Dataset items
· · · · · · ·

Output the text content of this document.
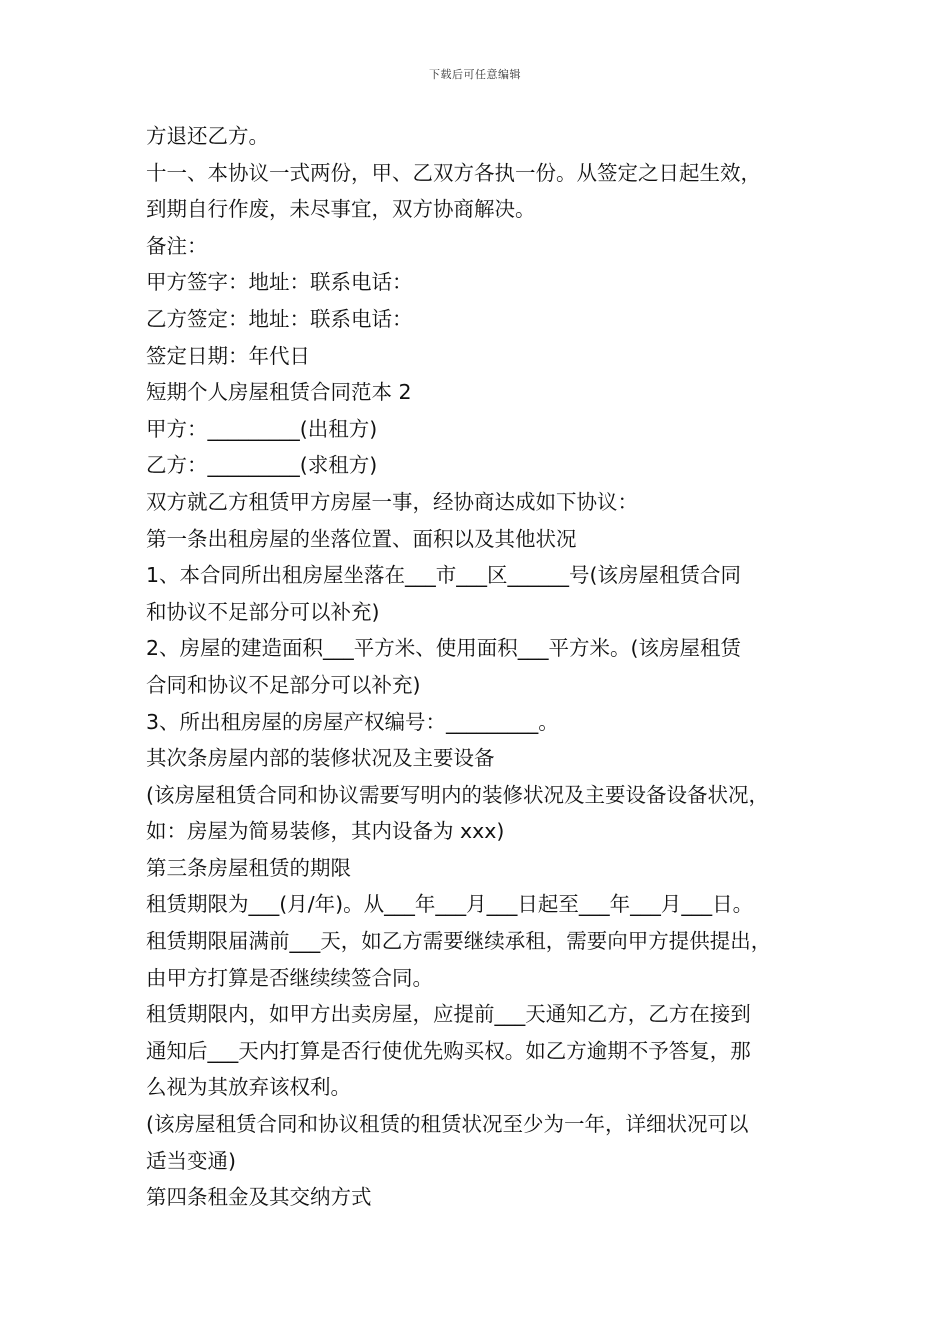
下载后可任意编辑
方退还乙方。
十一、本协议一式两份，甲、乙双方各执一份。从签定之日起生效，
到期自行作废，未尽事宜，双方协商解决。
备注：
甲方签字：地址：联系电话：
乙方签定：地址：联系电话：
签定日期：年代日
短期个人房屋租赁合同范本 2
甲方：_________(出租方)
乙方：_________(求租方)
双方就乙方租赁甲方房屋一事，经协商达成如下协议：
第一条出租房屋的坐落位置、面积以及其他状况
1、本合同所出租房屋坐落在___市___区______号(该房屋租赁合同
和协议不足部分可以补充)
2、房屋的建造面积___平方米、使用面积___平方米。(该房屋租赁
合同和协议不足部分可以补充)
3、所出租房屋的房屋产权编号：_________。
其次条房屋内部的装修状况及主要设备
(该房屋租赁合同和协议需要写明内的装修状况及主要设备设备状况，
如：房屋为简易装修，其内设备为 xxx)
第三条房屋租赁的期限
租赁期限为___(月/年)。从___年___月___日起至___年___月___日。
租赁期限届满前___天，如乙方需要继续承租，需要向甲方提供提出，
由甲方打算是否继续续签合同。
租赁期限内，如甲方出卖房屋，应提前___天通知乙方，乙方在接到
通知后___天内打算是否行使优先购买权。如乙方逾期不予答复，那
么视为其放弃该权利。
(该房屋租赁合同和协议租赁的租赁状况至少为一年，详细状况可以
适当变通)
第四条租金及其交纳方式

· · · · · · ·

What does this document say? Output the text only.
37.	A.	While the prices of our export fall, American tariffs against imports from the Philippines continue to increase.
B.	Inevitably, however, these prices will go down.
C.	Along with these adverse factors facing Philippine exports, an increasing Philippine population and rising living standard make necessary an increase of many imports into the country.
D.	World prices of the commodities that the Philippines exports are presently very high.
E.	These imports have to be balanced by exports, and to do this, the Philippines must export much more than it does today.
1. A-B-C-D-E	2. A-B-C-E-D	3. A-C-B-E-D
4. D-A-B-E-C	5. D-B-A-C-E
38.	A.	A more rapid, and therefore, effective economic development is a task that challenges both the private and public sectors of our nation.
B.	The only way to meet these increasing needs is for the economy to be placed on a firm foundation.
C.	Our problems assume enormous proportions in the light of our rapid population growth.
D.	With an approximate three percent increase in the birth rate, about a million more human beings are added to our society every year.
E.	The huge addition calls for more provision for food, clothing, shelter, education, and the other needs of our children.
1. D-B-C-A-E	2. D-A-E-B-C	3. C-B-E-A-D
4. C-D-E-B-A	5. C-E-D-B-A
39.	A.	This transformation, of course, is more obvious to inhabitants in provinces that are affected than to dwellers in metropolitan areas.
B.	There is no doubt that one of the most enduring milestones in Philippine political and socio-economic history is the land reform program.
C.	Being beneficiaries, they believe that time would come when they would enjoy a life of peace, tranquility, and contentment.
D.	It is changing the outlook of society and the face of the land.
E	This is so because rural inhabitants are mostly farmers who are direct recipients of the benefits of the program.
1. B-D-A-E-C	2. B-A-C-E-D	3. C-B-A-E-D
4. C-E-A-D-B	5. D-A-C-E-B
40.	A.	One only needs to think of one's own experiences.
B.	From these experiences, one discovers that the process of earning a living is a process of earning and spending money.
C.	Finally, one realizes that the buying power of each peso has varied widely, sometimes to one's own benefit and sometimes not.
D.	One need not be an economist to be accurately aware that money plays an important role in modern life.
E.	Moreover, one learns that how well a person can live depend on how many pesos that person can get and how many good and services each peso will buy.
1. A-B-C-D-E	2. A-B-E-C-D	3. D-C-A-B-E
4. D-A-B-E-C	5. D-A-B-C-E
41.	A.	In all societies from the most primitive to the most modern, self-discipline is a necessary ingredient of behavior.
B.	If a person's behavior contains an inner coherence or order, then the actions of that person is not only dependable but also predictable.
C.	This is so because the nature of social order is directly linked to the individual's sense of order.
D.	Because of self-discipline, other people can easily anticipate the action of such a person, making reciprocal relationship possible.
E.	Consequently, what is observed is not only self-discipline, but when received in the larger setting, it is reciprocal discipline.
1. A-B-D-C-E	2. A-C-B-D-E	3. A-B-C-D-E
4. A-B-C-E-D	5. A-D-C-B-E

· · · · · · ·

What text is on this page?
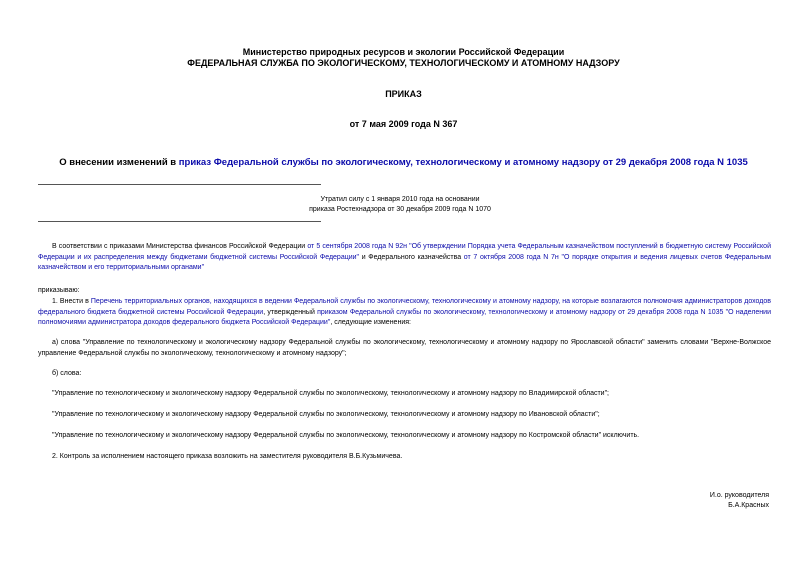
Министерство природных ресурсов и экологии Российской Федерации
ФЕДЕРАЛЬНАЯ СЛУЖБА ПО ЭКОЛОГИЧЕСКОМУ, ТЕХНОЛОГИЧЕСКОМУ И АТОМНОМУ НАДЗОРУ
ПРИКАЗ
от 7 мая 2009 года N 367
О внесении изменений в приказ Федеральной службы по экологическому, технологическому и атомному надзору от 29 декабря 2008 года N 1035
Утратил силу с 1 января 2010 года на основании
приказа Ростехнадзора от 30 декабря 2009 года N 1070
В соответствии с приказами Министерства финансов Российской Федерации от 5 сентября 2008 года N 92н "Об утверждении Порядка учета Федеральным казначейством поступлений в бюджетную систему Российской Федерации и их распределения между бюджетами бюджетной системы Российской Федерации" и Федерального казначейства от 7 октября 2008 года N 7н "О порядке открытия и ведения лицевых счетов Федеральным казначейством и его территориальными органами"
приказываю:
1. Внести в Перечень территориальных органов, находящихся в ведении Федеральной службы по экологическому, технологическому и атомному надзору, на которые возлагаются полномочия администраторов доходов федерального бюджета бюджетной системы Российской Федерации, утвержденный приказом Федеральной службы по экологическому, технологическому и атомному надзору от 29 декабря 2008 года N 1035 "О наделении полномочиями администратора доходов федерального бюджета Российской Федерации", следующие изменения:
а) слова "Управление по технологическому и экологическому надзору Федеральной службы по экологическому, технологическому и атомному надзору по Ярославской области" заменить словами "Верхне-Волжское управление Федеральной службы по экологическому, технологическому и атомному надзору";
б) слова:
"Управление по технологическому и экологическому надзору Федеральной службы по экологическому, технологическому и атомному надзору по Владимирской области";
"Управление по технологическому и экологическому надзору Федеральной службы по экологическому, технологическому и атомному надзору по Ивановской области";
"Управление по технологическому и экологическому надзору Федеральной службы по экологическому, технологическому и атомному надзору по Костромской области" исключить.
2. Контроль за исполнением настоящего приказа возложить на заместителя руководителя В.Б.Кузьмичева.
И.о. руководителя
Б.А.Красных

· · · · · · ·

* Given instruction *
Copy out all lines where the word "economic" appears.

* Result *
38.	A.	A more rapid, and therefore, effective economic development is a task that challenges both the private and public sectors of our nation.
B.	There is no doubt that one of the most enduring milestones in Philippine political and socio-economic history is the land reform program.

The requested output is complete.